__WRITTEN INSTRUCTION__. Find the lines with the string "desc" and return them.

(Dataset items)
━━━━

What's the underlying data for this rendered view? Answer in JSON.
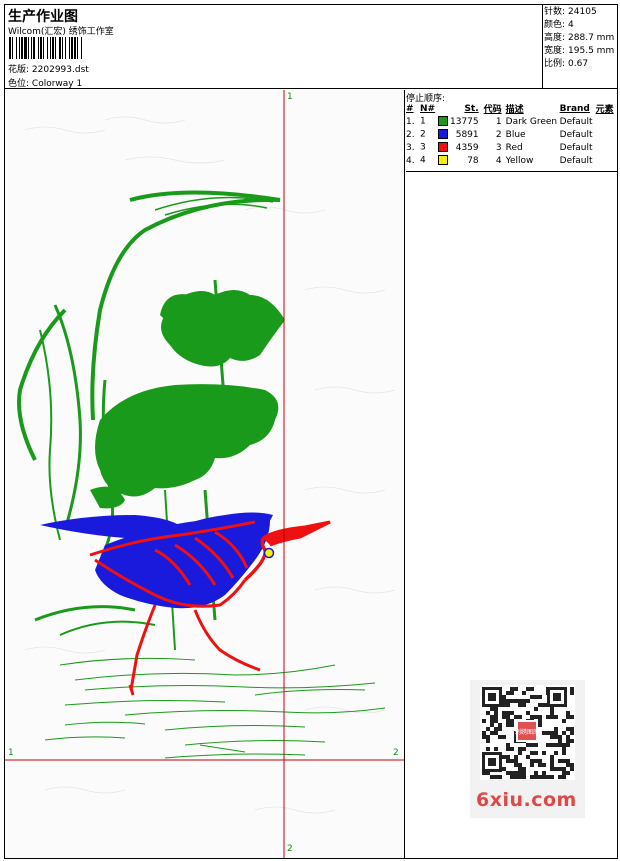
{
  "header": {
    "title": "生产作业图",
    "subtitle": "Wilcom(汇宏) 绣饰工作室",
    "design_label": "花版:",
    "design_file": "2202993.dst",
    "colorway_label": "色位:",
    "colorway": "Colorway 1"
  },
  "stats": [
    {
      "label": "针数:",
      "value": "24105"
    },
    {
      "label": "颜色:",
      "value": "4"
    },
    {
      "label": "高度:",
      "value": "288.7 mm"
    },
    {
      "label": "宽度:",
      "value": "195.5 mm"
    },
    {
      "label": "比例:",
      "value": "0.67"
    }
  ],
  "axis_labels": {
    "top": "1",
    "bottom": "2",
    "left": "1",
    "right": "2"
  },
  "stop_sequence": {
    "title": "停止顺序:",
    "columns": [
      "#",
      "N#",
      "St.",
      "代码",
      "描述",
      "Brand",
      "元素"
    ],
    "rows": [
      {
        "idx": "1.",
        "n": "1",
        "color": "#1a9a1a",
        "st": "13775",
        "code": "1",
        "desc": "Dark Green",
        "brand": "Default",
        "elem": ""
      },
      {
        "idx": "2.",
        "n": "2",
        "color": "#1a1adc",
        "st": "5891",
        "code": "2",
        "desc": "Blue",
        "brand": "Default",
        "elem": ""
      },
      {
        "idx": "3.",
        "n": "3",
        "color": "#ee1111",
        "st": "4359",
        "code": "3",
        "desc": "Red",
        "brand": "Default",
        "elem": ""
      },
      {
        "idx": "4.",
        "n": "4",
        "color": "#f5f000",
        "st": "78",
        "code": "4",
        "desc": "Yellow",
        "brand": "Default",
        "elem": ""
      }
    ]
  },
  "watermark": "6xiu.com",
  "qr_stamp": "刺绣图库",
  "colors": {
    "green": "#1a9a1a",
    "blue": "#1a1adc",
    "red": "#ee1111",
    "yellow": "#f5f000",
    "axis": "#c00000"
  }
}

━━━━

__SOLUTION TO THE EXERCISE__.
        "desc": "Dark Green",
        "desc": "Blue",
        "desc": "Red",
        "desc": "Yellow",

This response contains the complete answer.